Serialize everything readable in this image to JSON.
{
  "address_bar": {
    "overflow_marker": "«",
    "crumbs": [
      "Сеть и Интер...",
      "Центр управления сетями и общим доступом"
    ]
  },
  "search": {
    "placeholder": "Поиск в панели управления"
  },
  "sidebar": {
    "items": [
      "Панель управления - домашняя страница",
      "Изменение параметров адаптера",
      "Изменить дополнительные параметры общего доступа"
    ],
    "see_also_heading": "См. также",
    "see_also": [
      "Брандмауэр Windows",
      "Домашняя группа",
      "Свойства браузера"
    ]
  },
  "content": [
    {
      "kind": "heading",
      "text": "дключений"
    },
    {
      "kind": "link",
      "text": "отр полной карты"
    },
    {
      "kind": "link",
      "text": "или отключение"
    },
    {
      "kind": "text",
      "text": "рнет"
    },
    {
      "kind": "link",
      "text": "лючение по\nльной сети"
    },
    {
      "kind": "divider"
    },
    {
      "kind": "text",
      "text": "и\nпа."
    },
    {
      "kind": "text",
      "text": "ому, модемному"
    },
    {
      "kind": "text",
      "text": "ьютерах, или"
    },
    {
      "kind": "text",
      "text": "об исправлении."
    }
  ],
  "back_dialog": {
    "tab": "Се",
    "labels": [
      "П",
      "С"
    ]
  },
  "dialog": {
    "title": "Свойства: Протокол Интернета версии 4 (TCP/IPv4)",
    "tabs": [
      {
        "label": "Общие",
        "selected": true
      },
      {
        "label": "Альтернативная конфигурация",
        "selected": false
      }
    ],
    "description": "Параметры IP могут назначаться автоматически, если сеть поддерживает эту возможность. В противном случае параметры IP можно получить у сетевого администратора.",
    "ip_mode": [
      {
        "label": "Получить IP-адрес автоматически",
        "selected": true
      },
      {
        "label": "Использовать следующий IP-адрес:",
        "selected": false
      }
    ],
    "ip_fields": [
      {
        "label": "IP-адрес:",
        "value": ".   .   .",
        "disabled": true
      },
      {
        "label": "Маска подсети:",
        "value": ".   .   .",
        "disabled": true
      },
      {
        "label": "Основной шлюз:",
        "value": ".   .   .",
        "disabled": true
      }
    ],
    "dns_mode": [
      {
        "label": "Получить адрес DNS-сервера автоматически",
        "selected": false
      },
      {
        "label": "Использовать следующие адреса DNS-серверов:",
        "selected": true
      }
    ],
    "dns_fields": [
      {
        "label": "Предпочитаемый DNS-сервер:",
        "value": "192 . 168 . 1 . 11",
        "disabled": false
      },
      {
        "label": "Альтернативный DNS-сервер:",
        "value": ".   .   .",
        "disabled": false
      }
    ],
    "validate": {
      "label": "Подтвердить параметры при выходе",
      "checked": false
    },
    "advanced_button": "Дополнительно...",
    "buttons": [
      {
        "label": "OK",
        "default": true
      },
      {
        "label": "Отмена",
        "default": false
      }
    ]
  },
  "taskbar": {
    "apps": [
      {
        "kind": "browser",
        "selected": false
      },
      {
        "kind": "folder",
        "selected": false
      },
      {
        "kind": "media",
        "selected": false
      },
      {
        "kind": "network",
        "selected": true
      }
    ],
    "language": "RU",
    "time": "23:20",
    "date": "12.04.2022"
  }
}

========================================

DIRECTIONS FOR THIS TASK: Go through the data and return every record exactly.

REPLY TO THE TASK:
Serialize everything readable in this image to JSON.
{
  "address_bar": {
    "overflow_marker": "«",
    "crumbs": [
      "Сеть и Интер...",
      "Центр управления сетями и общим доступом"
    ]
  },
  "search": {
    "placeholder": "Поиск в панели управления"
  },
  "sidebar": {
    "items": [
      "Панель управления - домашняя страница",
      "Изменение параметров адаптера",
      "Изменить дополнительные параметры общего доступа"
    ],
    "see_also_heading": "См. также",
    "see_also": [
      "Брандмауэр Windows",
      "Домашняя группа",
      "Свойства браузера"
    ]
  },
  "content": [
    {
      "kind": "heading",
      "text": "дключений"
    },
    {
      "kind": "link",
      "text": "отр полной карты"
    },
    {
      "kind": "link",
      "text": "или отключение"
    },
    {
      "kind": "text",
      "text": "рнет"
    },
    {
      "kind": "link",
      "text": "лючение по\nльной сети"
    },
    {
      "kind": "divider"
    },
    {
      "kind": "text",
      "text": "и\nпа."
    },
    {
      "kind": "text",
      "text": "ому, модемному"
    },
    {
      "kind": "text",
      "text": "ьютерах, или"
    },
    {
      "kind": "text",
      "text": "об исправлении."
    }
  ],
  "back_dialog": {
    "tab": "Се",
    "labels": [
      "П",
      "С"
    ]
  },
  "dialog": {
    "title": "Свойства: Протокол Интернета версии 4 (TCP/IPv4)",
    "tabs": [
      {
        "label": "Общие",
        "selected": true
      },
      {
        "label": "Альтернативная конфигурация",
        "selected": false
      }
    ],
    "description": "Параметры IP могут назначаться автоматически, если сеть поддерживает эту возможность. В противном случае параметры IP можно получить у сетевого администратора.",
    "ip_mode": [
      {
        "label": "Получить IP-адрес автоматически",
        "selected": true
      },
      {
        "label": "Использовать следующий IP-адрес:",
        "selected": false
      }
    ],
    "ip_fields": [
      {
        "label": "IP-адрес:",
        "value": ".   .   .",
        "disabled": true
      },
      {
        "label": "Маска подсети:",
        "value": ".   .   .",
        "disabled": true
      },
      {
        "label": "Основной шлюз:",
        "value": ".   .   .",
        "disabled": true
      }
    ],
    "dns_mode": [
      {
        "label": "Получить адрес DNS-сервера автоматически",
        "selected": false
      },
      {
        "label": "Использовать следующие адреса DNS-серверов:",
        "selected": true
      }
    ],
    "dns_fields": [
      {
        "label": "Предпочитаемый DNS-сервер:",
        "value": "192 . 168 . 1 . 11",
        "disabled": false
      },
      {
        "label": "Альтернативный DNS-сервер:",
        "value": ".   .   .",
        "disabled": false
      }
    ],
    "validate": {
      "label": "Подтвердить параметры при выходе",
      "checked": false
    },
    "advanced_button": "Дополнительно...",
    "buttons": [
      {
        "label": "OK",
        "default": true
      },
      {
        "label": "Отмена",
        "default": false
      }
    ]
  },
  "taskbar": {
    "apps": [
      {
        "kind": "browser",
        "selected": false
      },
      {
        "kind": "folder",
        "selected": false
      },
      {
        "kind": "media",
        "selected": false
      },
      {
        "kind": "network",
        "selected": true
      }
    ],
    "language": "RU",
    "time": "23:20",
    "date": "12.04.2022"
  }
}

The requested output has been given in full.